Яркий пример новой музейной архитектуры – Музей естественной истории в Лондоне. В ведущем музейном учреждении Англии – Британском музее, несмотря на перестройку здания и пристройку к нему дополнительных помещений, для размещения экспонатов не хватало пространства, поэтому было решено переместить естественно-научные коллекции в другое помещение. Новое здание было построено по проекту Альфреда Уотерхауза в 1881 г. в стиле романского возрождения из кирпича и облицовано терракотой кремового и серо-голубого цвета, с обильным использованием декоративной стали (илл. 13). Параллельные скатные крыши обозначают каждую их шести главных галерей здания. Вход располагается в центре массивного фасада, к которому примыкают две высокие башни. Серия из пяти терракотовых панелей над входом иллюстрирует общий замысел декоративного убранства музея, который фокусируется на изображении всего разнообразия природного мира, и живого и ископаемого. Техническая конструкция, использованная архитектором, была инновационной для своего времени – стальной и железный каркас, замаскированный серией колонн и арок, богато украшенных растительным и животным орнаментом, отражающим содержание и функцию музея.

Использование национальных мотивов в музейной архитектуре к концу столетия становится практически повсеместным. Так воспроизводит формы скандинавской архитектуры Густав Класон в здании Северного музея в Стокгольме[78]. Многочисленные башни, сложные по форме фронтоны, кирпичные плоскости облицовки стен, чередующиеся с рядами естественного камня, сочетаются здесь с композиционными приемами, характерными для музейных зданий предыдущего периода.

На фоне этих построек выделяется здание Уайтчепельской галереи в Лондоне, строившееся по проекту Чарльза Таундсенда с 1897 по 1899 гг. В композиции фасада прежде всего бросается в глаза отсутствие каких-либо стилистических элементов прошлых эпох. Гладкая плоскость стены прорезана большой аркой портала и рядом небольших оконных проемов, объединенных в горизонтальную полосу с помощью каменных поясов[79].

|---|

Задания:
**1)** По чьему проекту и в каком году было построено новое здание Музея естественной истории в Лондоне, согласно тексту о музейной архитектуре?
**2)** Выведите фрагмент текста о музейной архитектуре, начиная со слов «Использование национальных мотивов» и продолжая до слов «помощью каменных поясов[79].».

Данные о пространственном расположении

|---|

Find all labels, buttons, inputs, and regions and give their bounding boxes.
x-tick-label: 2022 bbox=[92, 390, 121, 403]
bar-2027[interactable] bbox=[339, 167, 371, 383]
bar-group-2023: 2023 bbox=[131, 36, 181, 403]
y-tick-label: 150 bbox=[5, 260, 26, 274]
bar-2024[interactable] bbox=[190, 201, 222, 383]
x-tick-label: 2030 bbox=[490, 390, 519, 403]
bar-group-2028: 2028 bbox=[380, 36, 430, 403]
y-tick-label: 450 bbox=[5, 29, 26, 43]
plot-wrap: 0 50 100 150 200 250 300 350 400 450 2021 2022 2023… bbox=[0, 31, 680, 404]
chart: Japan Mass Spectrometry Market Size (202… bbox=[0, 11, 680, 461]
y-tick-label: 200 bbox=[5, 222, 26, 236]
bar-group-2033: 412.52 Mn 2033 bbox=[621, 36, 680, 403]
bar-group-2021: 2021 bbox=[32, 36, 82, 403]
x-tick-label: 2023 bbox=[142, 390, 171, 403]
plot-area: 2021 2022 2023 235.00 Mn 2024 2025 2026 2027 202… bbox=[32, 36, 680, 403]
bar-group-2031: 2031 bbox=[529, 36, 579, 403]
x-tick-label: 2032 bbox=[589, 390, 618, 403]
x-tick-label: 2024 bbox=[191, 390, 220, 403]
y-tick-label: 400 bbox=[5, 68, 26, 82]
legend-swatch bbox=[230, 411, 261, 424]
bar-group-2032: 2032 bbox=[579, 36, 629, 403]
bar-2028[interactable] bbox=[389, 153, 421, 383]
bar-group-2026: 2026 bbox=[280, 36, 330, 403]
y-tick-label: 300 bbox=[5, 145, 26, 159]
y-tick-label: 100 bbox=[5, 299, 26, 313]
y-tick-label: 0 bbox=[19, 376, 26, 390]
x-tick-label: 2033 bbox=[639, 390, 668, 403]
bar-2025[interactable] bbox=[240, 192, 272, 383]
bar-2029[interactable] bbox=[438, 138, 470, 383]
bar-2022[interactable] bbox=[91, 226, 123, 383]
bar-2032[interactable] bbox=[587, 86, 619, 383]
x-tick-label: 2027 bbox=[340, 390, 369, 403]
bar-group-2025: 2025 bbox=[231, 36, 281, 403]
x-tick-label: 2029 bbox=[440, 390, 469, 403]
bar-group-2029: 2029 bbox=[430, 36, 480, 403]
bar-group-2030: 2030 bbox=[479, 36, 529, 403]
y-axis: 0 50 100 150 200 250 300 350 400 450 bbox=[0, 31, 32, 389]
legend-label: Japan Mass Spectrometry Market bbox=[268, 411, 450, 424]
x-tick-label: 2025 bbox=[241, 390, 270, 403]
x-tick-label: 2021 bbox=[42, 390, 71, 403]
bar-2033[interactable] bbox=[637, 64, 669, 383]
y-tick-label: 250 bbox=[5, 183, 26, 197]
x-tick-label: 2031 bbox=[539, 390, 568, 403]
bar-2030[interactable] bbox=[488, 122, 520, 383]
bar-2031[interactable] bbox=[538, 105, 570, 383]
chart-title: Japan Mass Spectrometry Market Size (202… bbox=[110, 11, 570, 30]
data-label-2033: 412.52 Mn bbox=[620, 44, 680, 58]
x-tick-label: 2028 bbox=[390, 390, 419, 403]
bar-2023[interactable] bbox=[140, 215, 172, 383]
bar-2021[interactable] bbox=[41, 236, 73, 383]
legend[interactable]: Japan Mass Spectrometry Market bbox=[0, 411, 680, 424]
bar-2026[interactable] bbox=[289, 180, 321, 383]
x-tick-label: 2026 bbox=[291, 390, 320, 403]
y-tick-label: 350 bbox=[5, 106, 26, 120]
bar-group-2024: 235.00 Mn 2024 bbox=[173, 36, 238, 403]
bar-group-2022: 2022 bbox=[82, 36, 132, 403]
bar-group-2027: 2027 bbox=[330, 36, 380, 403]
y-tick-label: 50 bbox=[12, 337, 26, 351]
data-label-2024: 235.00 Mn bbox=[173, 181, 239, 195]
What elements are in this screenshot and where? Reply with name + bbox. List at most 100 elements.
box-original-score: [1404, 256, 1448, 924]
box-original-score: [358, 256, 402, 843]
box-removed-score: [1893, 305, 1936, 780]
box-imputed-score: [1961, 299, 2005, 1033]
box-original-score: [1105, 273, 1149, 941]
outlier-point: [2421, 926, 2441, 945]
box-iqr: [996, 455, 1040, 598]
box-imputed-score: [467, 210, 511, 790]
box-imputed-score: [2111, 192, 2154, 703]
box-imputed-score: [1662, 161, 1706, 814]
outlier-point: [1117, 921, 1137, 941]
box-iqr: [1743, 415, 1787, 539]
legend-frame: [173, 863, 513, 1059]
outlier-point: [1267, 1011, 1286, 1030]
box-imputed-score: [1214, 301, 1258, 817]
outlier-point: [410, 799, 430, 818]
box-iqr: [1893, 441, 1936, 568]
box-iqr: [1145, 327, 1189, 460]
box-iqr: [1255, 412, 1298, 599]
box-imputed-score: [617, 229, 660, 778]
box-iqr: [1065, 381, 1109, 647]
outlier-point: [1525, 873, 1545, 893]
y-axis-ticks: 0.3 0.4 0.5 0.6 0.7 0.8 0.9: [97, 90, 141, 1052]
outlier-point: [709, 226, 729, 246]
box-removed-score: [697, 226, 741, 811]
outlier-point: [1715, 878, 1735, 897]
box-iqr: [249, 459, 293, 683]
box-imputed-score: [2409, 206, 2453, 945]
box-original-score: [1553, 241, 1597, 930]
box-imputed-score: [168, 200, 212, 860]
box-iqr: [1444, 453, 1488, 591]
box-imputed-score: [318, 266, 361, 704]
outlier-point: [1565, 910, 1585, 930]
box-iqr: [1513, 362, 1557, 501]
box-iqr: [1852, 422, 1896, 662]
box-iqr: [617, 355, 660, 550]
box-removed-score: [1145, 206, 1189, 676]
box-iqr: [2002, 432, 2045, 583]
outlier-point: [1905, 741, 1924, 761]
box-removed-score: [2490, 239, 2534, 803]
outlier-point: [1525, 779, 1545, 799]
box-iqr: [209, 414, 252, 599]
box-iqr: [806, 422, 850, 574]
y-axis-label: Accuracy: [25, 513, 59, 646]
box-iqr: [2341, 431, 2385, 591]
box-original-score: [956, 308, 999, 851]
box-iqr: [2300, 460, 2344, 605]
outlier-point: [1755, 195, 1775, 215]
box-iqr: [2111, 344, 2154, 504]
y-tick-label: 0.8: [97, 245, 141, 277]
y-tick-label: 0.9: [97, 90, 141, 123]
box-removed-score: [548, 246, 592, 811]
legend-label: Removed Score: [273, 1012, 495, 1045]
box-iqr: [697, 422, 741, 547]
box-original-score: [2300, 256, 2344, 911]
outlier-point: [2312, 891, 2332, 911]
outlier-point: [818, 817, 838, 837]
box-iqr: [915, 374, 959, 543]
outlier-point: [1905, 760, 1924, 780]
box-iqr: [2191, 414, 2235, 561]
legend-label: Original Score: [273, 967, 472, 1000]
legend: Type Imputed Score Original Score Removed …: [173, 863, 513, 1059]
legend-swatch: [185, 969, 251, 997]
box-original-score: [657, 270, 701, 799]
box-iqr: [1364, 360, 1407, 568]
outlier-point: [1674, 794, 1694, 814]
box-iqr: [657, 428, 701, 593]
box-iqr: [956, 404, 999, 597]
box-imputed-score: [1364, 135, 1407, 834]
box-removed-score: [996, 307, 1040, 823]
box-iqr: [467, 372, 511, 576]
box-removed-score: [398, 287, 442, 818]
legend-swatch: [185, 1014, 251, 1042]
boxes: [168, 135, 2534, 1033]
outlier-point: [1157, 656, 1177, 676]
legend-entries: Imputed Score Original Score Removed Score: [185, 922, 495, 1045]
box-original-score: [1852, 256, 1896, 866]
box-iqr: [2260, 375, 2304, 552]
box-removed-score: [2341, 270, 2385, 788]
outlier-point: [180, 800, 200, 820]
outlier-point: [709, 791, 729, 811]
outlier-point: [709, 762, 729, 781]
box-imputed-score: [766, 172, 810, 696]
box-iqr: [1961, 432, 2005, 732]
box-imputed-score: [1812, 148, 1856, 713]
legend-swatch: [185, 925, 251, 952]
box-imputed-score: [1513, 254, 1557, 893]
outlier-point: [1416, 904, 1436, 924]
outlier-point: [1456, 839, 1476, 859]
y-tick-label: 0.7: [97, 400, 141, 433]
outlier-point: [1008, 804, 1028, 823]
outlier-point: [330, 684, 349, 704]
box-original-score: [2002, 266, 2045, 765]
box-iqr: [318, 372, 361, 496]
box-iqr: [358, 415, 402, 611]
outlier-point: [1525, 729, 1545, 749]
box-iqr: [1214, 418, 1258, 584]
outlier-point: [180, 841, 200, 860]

|---|

Ответы по заданиям:
**1)** По проекту Альфреда Уотерхауза в 1881 г.

**2)**
Использование национальных мотивов в музейной архитектуре к концу столетия становится практически повсеместным. Так воспроизводит формы скандинавской архитектуры Густав Класон в здании Северного музея в Стокгольме[78]. Многочисленные башни, сложные по форме фронтоны, кирпичные плоскости облицовки стен, чередующиеся с рядами естественного камня, сочетаются здесь с композиционными приемами, характерными для музейных зданий предыдущего периода.

На фоне этих построек выделяется здание Уайтчепельской галереи в Лондоне, строившееся по проекту Чарльза Таундсенда с 1897 по 1899 гг. В композиции фасада прежде всего бросается в глаза отсутствие каких-либо стилистических элементов прошлых эпох. Гладкая плоскость стены прорезана большой аркой портала и рядом небольших оконных проемов, объединенных в горизонтальную полосу с помощью каменных поясов[79].